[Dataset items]
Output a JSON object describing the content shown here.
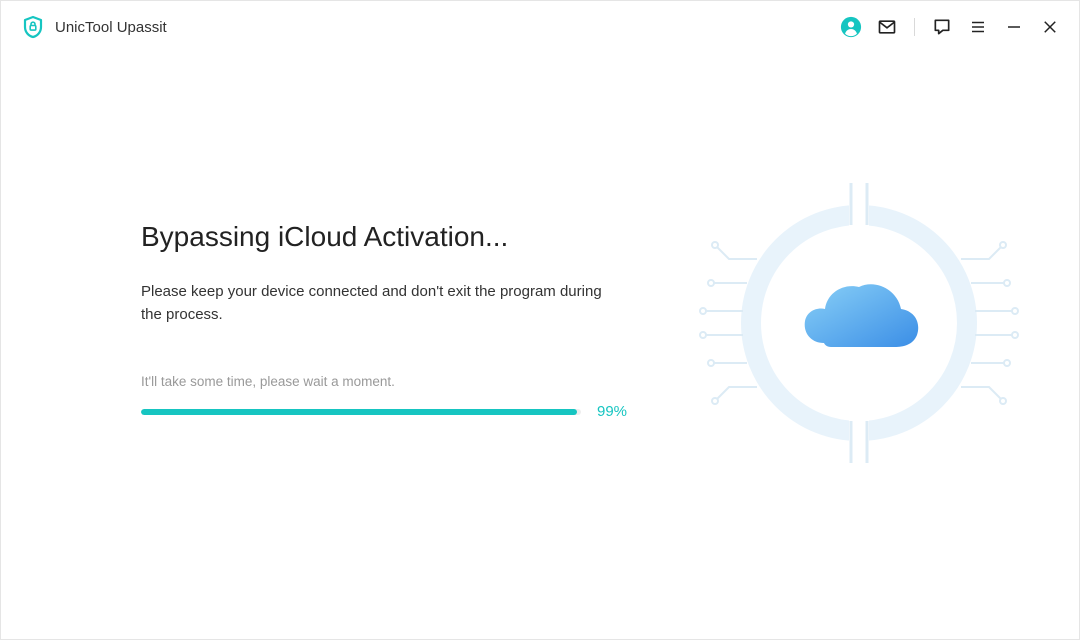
{
  "app": {
    "title": "UnicTool Upassit"
  },
  "main": {
    "heading": "Bypassing iCloud Activation...",
    "subtext": "Please keep your device connected and don't exit the program during the process.",
    "hint": "It'll take some time, please wait a moment.",
    "progress_pct_label": "99%",
    "progress_pct_value": 99
  },
  "icons": {
    "account": "account-icon",
    "mail": "mail-icon",
    "chat": "chat-icon",
    "menu": "menu-icon",
    "minimize": "minimize-icon",
    "close": "close-icon"
  },
  "colors": {
    "accent": "#16c5c1",
    "brand_blue": "#3ca8e6"
  }
}
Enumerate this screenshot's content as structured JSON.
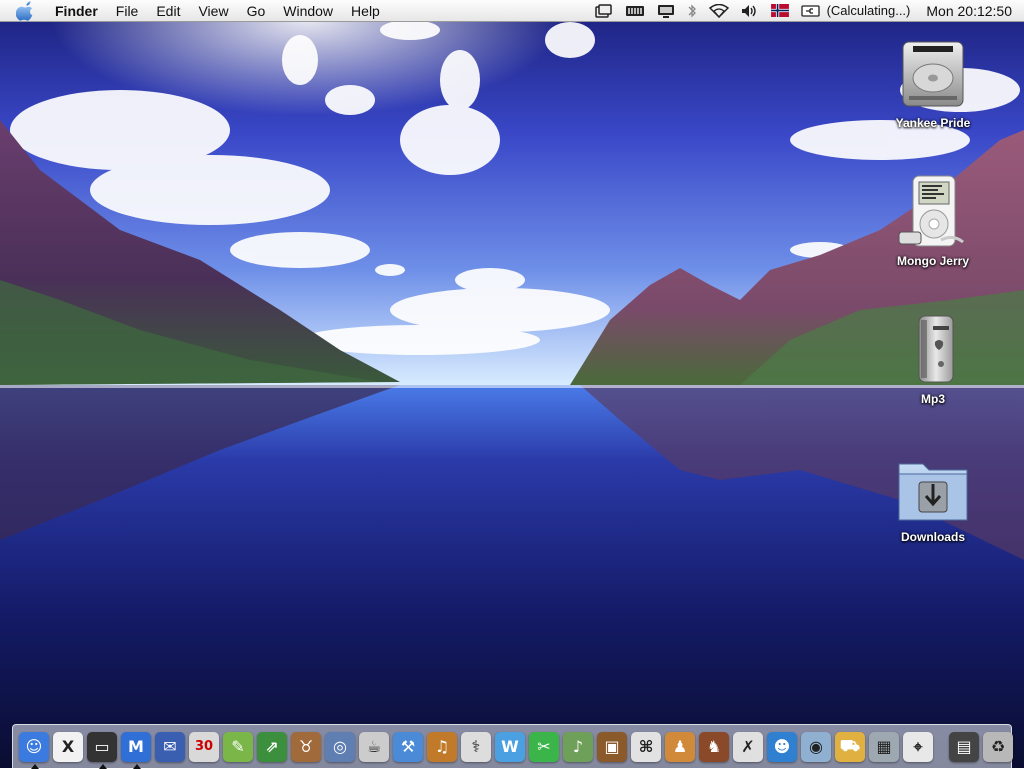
{
  "menubar": {
    "app_name": "Finder",
    "menus": [
      "File",
      "Edit",
      "View",
      "Go",
      "Window",
      "Help"
    ],
    "battery_text": "(Calculating...)",
    "clock": "Mon 20:12:50",
    "status_icons": [
      "window-icon",
      "battery-meter-icon",
      "display-icon",
      "bluetooth-icon",
      "wifi-icon",
      "volume-icon",
      "norway-flag-icon",
      "power-plug-icon"
    ]
  },
  "desktop": {
    "icons": [
      {
        "label": "Yankee Pride",
        "icon": "hard-drive-icon"
      },
      {
        "label": "Mongo Jerry",
        "icon": "ipod-icon"
      },
      {
        "label": "Mp3",
        "icon": "power-mac-g4-icon"
      },
      {
        "label": "Downloads",
        "icon": "downloads-folder-icon"
      }
    ]
  },
  "dock": {
    "calendar_day": "30",
    "items": [
      {
        "name": "finder",
        "glyph": "☺",
        "color": "#3b7be0",
        "running": true
      },
      {
        "name": "x11",
        "glyph": "X",
        "color": "#f2f2f2",
        "running": false
      },
      {
        "name": "terminal",
        "glyph": "▭",
        "color": "#333333",
        "running": true
      },
      {
        "name": "mail-app",
        "glyph": "M",
        "color": "#2f6fd6",
        "running": true
      },
      {
        "name": "thunderbird",
        "glyph": "✉",
        "color": "#3a5fb0",
        "running": false
      },
      {
        "name": "ical",
        "glyph": "30",
        "color": "#d9d9d9",
        "running": false
      },
      {
        "name": "paintbrush",
        "glyph": "✎",
        "color": "#7ab648",
        "running": false
      },
      {
        "name": "stock-monitor",
        "glyph": "⇗",
        "color": "#3c8f3c",
        "running": false
      },
      {
        "name": "gnu",
        "glyph": "♉",
        "color": "#a06a3a",
        "running": false
      },
      {
        "name": "preview",
        "glyph": "◎",
        "color": "#5f7fb3",
        "running": false
      },
      {
        "name": "coffee",
        "glyph": "☕",
        "color": "#cccccc",
        "running": false
      },
      {
        "name": "xcode",
        "glyph": "⚒",
        "color": "#4a8ad6",
        "running": false
      },
      {
        "name": "guitar",
        "glyph": "♫",
        "color": "#c07a2a",
        "running": false
      },
      {
        "name": "disk-utility",
        "glyph": "⚕",
        "color": "#dddddd",
        "running": false
      },
      {
        "name": "wire-app",
        "glyph": "W",
        "color": "#4aa0e0",
        "running": false
      },
      {
        "name": "scissors",
        "glyph": "✂",
        "color": "#3bb54a",
        "running": false
      },
      {
        "name": "itunes",
        "glyph": "♪",
        "color": "#6fa05a",
        "running": false
      },
      {
        "name": "iphoto",
        "glyph": "▣",
        "color": "#8b5a2b",
        "running": false
      },
      {
        "name": "apple-dialog",
        "glyph": "⌘",
        "color": "#e2e2e2",
        "running": false
      },
      {
        "name": "people",
        "glyph": "♟",
        "color": "#d08a3a",
        "running": false
      },
      {
        "name": "game-character",
        "glyph": "♞",
        "color": "#8a4a2a",
        "running": false
      },
      {
        "name": "crossover",
        "glyph": "✗",
        "color": "#e0e0e0",
        "running": false
      },
      {
        "name": "ichat",
        "glyph": "☻",
        "color": "#2f80d0",
        "running": false
      },
      {
        "name": "safari",
        "glyph": "◉",
        "color": "#8fb0d0",
        "running": false
      },
      {
        "name": "transmit",
        "glyph": "⛟",
        "color": "#e0b040",
        "running": false
      },
      {
        "name": "network-window",
        "glyph": "▦",
        "color": "#9ea8b0",
        "running": false
      },
      {
        "name": "map-app",
        "glyph": "⌖",
        "color": "#e8e8e8",
        "running": false
      },
      {
        "name": "minimized-window",
        "glyph": "▤",
        "color": "#444444",
        "running": false
      },
      {
        "name": "trash",
        "glyph": "♻",
        "color": "#b8b8b8",
        "running": false
      }
    ]
  }
}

Exercise goal: Report only how many lines in the records contain the word "JSON".

Result: 2